Problem to solve: Output the data below in full, character for character.

=-=-=

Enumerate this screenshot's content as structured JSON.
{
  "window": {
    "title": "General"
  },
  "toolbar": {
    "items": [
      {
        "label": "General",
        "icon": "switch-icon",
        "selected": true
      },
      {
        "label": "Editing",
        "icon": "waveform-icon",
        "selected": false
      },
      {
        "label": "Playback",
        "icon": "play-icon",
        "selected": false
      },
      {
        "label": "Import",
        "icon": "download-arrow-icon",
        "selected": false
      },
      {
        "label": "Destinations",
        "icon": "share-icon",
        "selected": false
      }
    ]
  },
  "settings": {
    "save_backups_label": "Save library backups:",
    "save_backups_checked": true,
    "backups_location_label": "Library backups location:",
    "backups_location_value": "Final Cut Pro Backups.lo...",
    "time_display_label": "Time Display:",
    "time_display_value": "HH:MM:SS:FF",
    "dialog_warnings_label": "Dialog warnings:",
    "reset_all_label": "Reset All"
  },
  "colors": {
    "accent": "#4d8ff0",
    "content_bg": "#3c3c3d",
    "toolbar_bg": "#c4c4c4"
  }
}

=-=-=

Final result:
Enumerate this screenshot's content as structured JSON.
{
  "window": {
    "title": "General"
  },
  "toolbar": {
    "items": [
      {
        "label": "General",
        "icon": "switch-icon",
        "selected": true
      },
      {
        "label": "Editing",
        "icon": "waveform-icon",
        "selected": false
      },
      {
        "label": "Playback",
        "icon": "play-icon",
        "selected": false
      },
      {
        "label": "Import",
        "icon": "download-arrow-icon",
        "selected": false
      },
      {
        "label": "Destinations",
        "icon": "share-icon",
        "selected": false
      }
    ]
  },
  "settings": {
    "save_backups_label": "Save library backups:",
    "save_backups_checked": true,
    "backups_location_label": "Library backups location:",
    "backups_location_value": "Final Cut Pro Backups.lo...",
    "time_display_label": "Time Display:",
    "time_display_value": "HH:MM:SS:FF",
    "dialog_warnings_label": "Dialog warnings:",
    "reset_all_label": "Reset All"
  },
  "colors": {
    "accent": "#4d8ff0",
    "content_bg": "#3c3c3d",
    "toolbar_bg": "#c4c4c4"
  }
}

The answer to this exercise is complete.